## Objective
Identify the lines that include the word "Cash", then copy all of them.
==== Provided entries ====
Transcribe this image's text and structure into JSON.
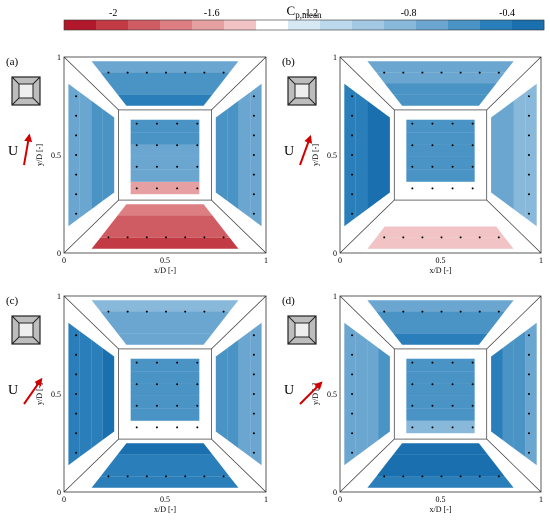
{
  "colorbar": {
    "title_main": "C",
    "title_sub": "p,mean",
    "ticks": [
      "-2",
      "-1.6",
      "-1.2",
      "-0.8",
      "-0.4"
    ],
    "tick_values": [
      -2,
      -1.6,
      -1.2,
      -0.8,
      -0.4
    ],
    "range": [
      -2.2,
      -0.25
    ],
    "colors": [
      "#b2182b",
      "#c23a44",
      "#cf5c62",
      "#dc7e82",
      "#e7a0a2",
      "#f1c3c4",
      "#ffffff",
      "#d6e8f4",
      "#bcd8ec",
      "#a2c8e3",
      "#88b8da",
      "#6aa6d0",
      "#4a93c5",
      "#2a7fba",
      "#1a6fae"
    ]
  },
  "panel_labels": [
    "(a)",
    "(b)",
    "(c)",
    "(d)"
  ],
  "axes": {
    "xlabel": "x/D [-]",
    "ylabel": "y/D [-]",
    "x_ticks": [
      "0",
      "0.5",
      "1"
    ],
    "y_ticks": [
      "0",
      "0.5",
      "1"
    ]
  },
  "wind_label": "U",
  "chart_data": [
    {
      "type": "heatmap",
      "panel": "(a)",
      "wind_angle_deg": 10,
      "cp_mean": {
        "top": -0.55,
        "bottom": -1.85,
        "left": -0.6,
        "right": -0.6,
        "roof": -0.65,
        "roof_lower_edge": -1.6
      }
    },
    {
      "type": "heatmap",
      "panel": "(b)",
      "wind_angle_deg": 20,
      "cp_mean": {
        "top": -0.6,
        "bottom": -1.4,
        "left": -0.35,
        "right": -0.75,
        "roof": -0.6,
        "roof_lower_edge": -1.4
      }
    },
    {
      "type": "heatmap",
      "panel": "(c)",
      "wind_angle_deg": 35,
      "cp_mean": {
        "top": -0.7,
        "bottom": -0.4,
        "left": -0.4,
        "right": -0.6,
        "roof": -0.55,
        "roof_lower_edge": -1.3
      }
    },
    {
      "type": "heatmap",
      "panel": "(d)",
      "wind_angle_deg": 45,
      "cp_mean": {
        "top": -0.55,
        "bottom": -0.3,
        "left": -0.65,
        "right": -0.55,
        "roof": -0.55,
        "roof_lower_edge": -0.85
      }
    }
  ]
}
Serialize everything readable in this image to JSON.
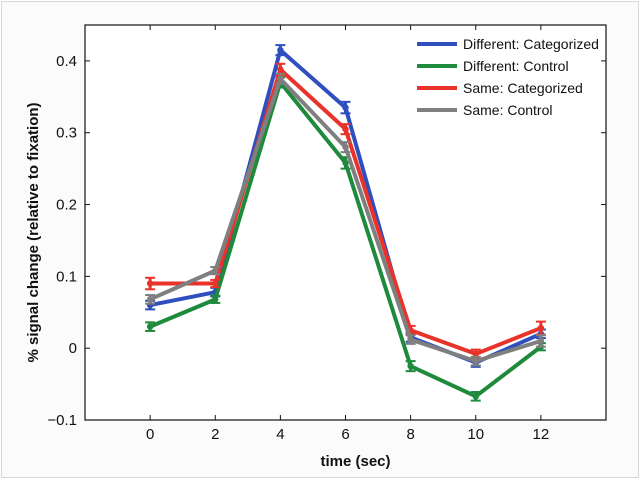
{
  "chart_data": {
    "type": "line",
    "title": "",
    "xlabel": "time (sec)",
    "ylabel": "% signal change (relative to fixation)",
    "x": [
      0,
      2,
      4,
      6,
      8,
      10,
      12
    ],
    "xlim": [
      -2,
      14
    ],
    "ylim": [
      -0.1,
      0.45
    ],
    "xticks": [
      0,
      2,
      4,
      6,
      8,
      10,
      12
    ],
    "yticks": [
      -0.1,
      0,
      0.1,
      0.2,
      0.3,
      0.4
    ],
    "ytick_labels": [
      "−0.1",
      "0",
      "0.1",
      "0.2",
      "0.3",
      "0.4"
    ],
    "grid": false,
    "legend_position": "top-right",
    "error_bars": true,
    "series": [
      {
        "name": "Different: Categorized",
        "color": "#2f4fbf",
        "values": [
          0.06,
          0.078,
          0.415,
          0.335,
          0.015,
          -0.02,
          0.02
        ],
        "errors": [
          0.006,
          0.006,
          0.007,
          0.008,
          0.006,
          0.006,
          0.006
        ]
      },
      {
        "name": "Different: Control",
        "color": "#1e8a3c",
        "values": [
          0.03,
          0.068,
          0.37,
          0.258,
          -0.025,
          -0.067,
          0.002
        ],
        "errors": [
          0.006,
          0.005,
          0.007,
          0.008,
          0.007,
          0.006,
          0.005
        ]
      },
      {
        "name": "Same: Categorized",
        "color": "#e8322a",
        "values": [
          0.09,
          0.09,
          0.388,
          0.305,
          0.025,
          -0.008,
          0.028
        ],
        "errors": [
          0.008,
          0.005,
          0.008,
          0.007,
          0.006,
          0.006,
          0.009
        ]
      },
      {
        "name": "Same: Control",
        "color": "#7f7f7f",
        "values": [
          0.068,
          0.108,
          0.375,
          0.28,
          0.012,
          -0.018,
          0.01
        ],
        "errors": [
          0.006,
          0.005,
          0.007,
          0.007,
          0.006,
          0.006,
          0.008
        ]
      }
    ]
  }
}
====
==== Provided entries ====
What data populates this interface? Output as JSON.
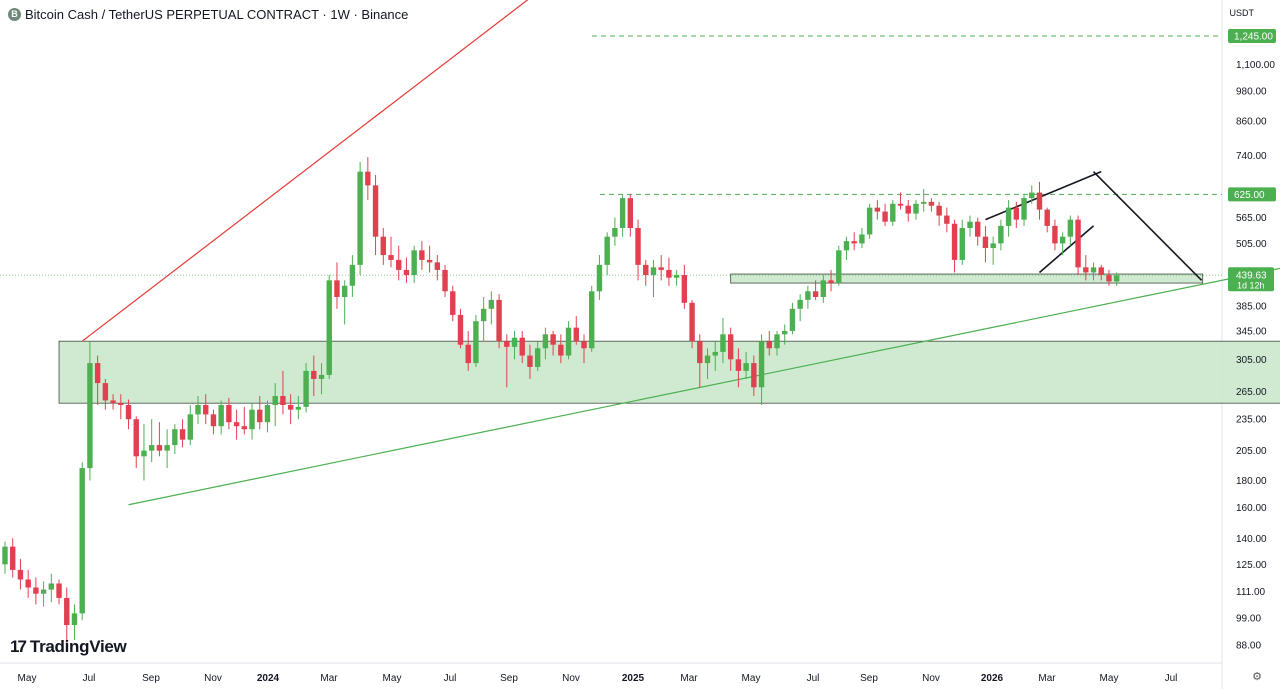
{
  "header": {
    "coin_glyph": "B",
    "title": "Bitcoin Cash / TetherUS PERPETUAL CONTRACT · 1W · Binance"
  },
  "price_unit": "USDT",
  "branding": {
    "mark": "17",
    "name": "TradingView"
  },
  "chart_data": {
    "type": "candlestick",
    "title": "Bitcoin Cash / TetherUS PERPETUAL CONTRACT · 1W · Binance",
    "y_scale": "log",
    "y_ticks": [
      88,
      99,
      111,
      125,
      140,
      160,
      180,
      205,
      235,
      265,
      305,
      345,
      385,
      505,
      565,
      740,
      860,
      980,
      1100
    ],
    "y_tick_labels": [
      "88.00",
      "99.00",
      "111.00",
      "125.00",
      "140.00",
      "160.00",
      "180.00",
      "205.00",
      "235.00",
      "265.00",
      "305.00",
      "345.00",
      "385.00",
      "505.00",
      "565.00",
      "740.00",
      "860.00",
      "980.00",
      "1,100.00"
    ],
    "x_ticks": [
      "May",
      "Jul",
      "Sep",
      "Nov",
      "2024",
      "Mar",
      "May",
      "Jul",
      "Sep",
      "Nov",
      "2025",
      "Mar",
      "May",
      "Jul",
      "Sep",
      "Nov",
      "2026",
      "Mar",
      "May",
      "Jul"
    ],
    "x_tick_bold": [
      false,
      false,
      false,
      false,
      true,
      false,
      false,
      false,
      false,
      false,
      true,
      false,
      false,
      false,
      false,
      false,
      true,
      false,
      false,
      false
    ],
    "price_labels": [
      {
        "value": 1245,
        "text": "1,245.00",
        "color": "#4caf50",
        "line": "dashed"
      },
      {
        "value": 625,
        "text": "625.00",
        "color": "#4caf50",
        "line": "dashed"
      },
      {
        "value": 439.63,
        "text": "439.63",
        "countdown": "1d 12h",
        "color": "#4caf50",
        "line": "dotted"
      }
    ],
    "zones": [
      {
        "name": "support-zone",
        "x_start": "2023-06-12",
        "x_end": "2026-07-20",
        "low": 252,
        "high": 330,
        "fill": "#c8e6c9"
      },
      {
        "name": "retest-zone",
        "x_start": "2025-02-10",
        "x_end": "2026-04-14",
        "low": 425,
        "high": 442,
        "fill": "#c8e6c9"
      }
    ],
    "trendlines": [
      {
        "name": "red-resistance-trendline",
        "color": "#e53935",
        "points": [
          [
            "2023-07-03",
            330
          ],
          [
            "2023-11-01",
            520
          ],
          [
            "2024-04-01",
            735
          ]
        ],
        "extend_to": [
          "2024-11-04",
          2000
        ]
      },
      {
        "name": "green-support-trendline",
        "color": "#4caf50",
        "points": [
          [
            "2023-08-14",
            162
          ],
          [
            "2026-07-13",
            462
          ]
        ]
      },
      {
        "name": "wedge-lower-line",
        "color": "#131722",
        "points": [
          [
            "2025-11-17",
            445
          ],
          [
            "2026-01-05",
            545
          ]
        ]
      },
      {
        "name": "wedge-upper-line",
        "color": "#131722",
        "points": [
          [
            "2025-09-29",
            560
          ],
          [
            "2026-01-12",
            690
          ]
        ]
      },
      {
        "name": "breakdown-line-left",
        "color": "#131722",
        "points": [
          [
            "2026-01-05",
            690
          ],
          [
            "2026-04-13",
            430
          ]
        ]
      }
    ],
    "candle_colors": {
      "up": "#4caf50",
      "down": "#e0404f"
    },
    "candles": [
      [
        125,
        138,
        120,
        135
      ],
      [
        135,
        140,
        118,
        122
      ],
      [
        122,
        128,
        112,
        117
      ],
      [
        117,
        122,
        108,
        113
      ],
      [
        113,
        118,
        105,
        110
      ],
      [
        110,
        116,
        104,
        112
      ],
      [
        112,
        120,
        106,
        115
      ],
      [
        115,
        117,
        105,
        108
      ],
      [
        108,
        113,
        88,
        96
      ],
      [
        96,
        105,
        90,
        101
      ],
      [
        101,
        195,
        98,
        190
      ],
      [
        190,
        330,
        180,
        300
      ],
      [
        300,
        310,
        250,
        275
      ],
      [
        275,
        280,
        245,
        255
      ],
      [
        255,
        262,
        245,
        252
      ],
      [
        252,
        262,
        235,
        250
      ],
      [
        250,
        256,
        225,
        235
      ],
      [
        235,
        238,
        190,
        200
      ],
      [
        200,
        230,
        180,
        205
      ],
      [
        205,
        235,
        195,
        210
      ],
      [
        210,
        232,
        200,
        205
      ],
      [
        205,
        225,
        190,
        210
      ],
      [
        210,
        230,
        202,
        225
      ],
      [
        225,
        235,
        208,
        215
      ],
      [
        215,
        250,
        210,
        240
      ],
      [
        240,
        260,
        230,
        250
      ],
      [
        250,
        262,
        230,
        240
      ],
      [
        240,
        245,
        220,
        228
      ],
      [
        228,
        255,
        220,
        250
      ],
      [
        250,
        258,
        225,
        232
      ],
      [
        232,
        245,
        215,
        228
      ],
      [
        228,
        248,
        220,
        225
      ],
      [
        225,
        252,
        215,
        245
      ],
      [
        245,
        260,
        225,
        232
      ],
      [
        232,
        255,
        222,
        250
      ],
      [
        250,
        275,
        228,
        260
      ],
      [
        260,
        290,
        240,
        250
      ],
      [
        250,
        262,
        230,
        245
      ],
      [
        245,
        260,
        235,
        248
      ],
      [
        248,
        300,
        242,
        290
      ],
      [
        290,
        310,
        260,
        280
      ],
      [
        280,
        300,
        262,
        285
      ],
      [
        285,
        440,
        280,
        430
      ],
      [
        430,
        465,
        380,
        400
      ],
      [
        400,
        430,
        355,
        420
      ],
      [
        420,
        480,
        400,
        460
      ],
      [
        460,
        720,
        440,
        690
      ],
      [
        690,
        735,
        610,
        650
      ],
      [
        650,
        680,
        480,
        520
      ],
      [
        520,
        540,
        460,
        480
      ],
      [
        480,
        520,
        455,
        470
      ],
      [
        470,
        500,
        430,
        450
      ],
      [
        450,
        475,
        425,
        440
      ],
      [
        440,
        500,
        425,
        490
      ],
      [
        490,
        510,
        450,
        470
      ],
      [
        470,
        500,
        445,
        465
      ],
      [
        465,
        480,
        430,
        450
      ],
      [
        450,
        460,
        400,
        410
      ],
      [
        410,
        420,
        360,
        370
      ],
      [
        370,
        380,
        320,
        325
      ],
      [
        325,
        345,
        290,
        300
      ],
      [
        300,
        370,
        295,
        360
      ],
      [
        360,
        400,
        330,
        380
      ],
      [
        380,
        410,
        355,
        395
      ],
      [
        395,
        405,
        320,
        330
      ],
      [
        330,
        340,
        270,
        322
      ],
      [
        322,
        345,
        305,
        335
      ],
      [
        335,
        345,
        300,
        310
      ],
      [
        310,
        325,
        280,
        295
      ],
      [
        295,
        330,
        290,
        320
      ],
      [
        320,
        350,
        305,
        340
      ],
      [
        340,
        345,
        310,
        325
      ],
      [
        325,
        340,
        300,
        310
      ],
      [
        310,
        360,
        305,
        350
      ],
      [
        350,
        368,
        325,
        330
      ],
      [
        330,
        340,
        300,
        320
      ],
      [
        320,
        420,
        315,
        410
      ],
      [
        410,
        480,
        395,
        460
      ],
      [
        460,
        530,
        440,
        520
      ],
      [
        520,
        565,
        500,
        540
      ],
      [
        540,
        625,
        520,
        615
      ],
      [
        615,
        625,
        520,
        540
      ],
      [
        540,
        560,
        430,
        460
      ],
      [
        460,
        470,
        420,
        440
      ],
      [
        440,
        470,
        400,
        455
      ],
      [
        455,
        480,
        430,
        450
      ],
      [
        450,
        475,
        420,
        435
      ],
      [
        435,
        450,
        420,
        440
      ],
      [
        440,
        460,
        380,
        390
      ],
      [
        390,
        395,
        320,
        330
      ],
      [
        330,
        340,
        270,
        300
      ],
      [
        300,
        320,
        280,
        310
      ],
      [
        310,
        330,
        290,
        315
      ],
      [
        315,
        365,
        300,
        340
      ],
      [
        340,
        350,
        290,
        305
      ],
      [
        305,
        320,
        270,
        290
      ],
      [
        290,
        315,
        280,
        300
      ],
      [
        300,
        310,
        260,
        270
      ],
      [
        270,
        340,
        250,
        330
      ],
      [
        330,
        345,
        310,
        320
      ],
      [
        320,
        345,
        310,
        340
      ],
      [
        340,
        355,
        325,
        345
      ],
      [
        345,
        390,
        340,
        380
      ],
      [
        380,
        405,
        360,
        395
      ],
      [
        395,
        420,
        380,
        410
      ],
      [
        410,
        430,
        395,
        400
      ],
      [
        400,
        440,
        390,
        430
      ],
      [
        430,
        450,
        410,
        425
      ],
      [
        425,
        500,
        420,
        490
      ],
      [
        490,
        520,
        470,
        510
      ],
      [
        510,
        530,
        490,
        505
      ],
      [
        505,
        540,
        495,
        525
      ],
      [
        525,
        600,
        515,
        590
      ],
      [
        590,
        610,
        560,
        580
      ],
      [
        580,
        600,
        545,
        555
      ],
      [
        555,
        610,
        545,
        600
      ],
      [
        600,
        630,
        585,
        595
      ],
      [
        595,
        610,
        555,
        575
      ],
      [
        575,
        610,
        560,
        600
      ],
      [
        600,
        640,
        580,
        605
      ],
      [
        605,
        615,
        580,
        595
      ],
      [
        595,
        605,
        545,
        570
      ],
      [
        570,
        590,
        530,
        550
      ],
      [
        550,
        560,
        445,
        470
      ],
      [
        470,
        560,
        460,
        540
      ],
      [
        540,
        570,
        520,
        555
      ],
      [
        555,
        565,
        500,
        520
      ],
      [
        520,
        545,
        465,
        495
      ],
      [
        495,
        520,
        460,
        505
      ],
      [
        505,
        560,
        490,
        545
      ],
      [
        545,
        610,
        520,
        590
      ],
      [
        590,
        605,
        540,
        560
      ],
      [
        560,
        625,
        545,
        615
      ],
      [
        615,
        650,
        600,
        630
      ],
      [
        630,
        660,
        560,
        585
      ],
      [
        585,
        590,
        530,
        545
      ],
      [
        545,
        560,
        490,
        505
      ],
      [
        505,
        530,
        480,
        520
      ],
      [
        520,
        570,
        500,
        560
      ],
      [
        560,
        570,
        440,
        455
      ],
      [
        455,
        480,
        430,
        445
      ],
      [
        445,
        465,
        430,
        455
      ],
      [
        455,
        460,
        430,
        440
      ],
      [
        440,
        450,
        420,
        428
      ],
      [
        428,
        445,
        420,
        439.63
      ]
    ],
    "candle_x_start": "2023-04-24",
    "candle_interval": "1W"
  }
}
====
## Answer for this exercise
    "title": "Bitcoin Cash / TetherUS PERPETUAL CONTRACT · 1W · Binance"
    "title": "Bitcoin Cash / TetherUS PERPETUAL CONTRACT · 1W · Binance",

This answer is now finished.